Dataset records
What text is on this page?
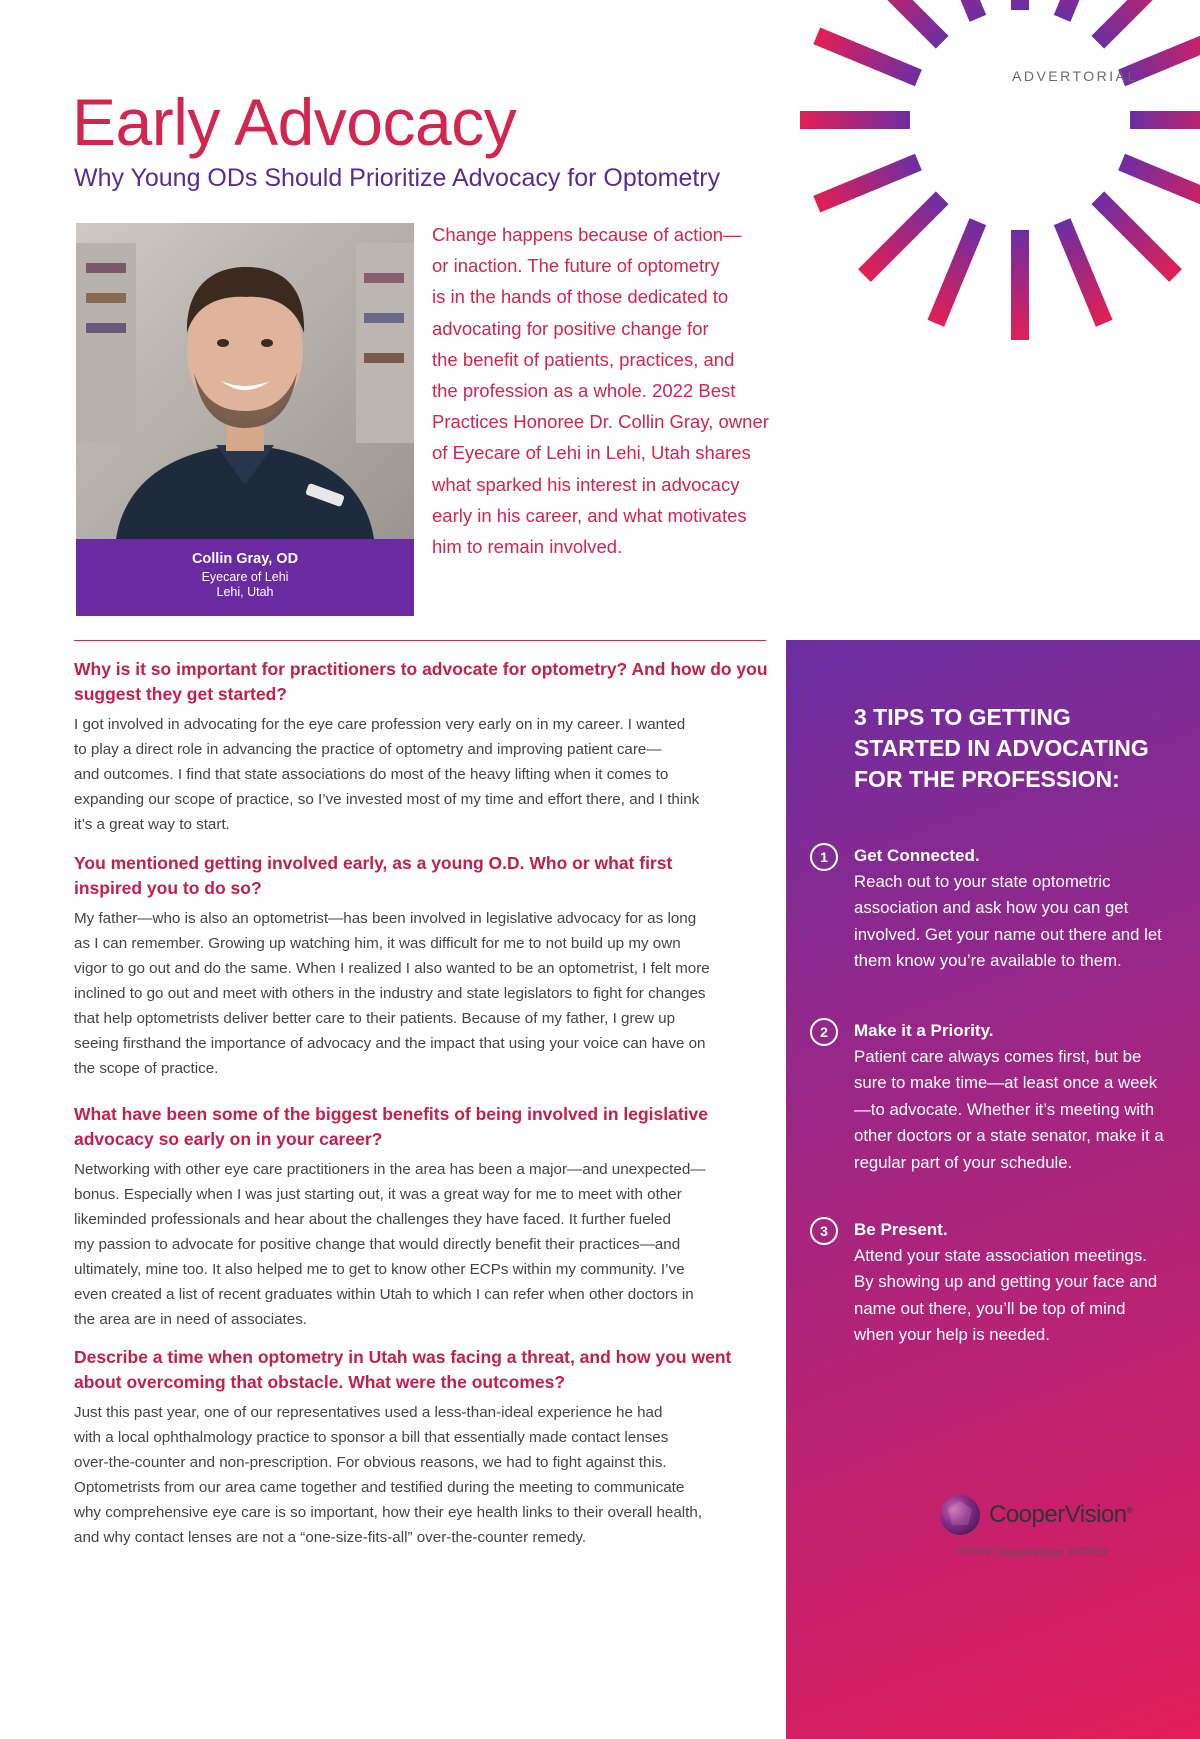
ADVERTORIAL
Early Advocacy
Why Young ODs Should Prioritize Advocacy for Optometry
Collin Gray, OD
Eyecare of Lehi
Lehi, Utah
Change happens because of action—
or inaction. The future of optometry
is in the hands of those dedicated to
advocating for positive change for
the benefit of patients, practices, and
the profession as a whole. 2022 Best
Practices Honoree Dr. Collin Gray, owner
of Eyecare of Lehi in Lehi, Utah shares
what sparked his interest in advocacy
early in his career, and what motivates
him to remain involved.

Why is it so important for practitioners to advocate for optometry? And how do you suggest they get started?

I got involved in advocating for the eye care profession very early on in my career. I wanted
to play a direct role in advancing the practice of optometry and improving patient care—
and outcomes. I find that state associations do most of the heavy lifting when it comes to
expanding our scope of practice, so I’ve invested most of my time and effort there, and I think
it’s a great way to start.

You mentioned getting involved early, as a young O.D. Who or what first inspired you to do so?

My father—who is also an optometrist—has been involved in legislative advocacy for as long
as I can remember. Growing up watching him, it was difficult for me to not build up my own
vigor to go out and do the same. When I realized I also wanted to be an optometrist, I felt more
inclined to go out and meet with others in the industry and state legislators to fight for changes
that help optometrists deliver better care to their patients. Because of my father, I grew up
seeing firsthand the importance of advocacy and the impact that using your voice can have on
the scope of practice.

What have been some of the biggest benefits of being involved in legislative advocacy so early on in your career?

Networking with other eye care practitioners in the area has been a major—and unexpected—
bonus. Especially when I was just starting out, it was a great way for me to meet with other
likeminded professionals and hear about the challenges they have faced. It further fueled
my passion to advocate for positive change that would directly benefit their practices—and
ultimately, mine too. It also helped me to get to know other ECPs within my community. I’ve
even created a list of recent graduates within Utah to which I can refer when other doctors in
the area are in need of associates.

Describe a time when optometry in Utah was facing a threat, and how you went about overcoming that obstacle. What were the outcomes?

Just this past year, one of our representatives used a less-than-ideal experience he had
with a local ophthalmology practice to sponsor a bill that essentially made contact lenses
over-the-counter and non-prescription. For obvious reasons, we had to fight against this.
Optometrists from our area came together and testified during the meeting to communicate
why comprehensive eye care is so important, how their eye health links to their overall health,
and why contact lenses are not a “one-size-fits-all” over-the-counter remedy.

3 TIPS TO GETTING STARTED IN ADVOCATING FOR THE PROFESSION:
1	Get Connected.
Reach out to your state optometric association and ask how you can get involved. Get your name out there and let them know you’re available to them.
2	Make it a Priority.
Patient care always comes first, but be sure to make time—at least once a week—to advocate. Whether it’s meeting with other doctors or a state senator, make it a regular part of your schedule.
3	Be Present.
Attend your state association meetings. By showing up and getting your face and name out there, you’ll be top of mind when your help is needed.
CooperVision®
©2022 CooperVision 10/2022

## Task
Retype the records in full. Do not carry over the images.

## Result of this exercise
What text is on this page?
ADVERTORIAL
Early Advocacy
Why Young ODs Should Prioritize Advocacy for Optometry
Collin Gray, OD
Eyecare of Lehi
Lehi, Utah
Change happens because of action—
or inaction. The future of optometry
is in the hands of those dedicated to
advocating for positive change for
the benefit of patients, practices, and
the profession as a whole. 2022 Best
Practices Honoree Dr. Collin Gray, owner
of Eyecare of Lehi in Lehi, Utah shares
what sparked his interest in advocacy
early in his career, and what motivates
him to remain involved.

Why is it so important for practitioners to advocate for optometry? And how do you suggest they get started?

I got involved in advocating for the eye care profession very early on in my career. I wanted
to play a direct role in advancing the practice of optometry and improving patient care—
and outcomes. I find that state associations do most of the heavy lifting when it comes to
expanding our scope of practice, so I’ve invested most of my time and effort there, and I think
it’s a great way to start.

You mentioned getting involved early, as a young O.D. Who or what first inspired you to do so?

My father—who is also an optometrist—has been involved in legislative advocacy for as long
as I can remember. Growing up watching him, it was difficult for me to not build up my own
vigor to go out and do the same. When I realized I also wanted to be an optometrist, I felt more
inclined to go out and meet with others in the industry and state legislators to fight for changes
that help optometrists deliver better care to their patients. Because of my father, I grew up
seeing firsthand the importance of advocacy and the impact that using your voice can have on
the scope of practice.

What have been some of the biggest benefits of being involved in legislative advocacy so early on in your career?

Networking with other eye care practitioners in the area has been a major—and unexpected—
bonus. Especially when I was just starting out, it was a great way for me to meet with other
likeminded professionals and hear about the challenges they have faced. It further fueled
my passion to advocate for positive change that would directly benefit their practices—and
ultimately, mine too. It also helped me to get to know other ECPs within my community. I’ve
even created a list of recent graduates within Utah to which I can refer when other doctors in
the area are in need of associates.

Describe a time when optometry in Utah was facing a threat, and how you went about overcoming that obstacle. What were the outcomes?

Just this past year, one of our representatives used a less-than-ideal experience he had
with a local ophthalmology practice to sponsor a bill that essentially made contact lenses
over-the-counter and non-prescription. For obvious reasons, we had to fight against this.
Optometrists from our area came together and testified during the meeting to communicate
why comprehensive eye care is so important, how their eye health links to their overall health,
and why contact lenses are not a “one-size-fits-all” over-the-counter remedy.

3 TIPS TO GETTING STARTED IN ADVOCATING FOR THE PROFESSION:
1	Get Connected.
Reach out to your state optometric association and ask how you can get involved. Get your name out there and let them know you’re available to them.
2	Make it a Priority.
Patient care always comes first, but be sure to make time—at least once a week—to advocate. Whether it’s meeting with other doctors or a state senator, make it a regular part of your schedule.
3	Be Present.
Attend your state association meetings. By showing up and getting your face and name out there, you’ll be top of mind when your help is needed.
CooperVision®
©2022 CooperVision 10/2022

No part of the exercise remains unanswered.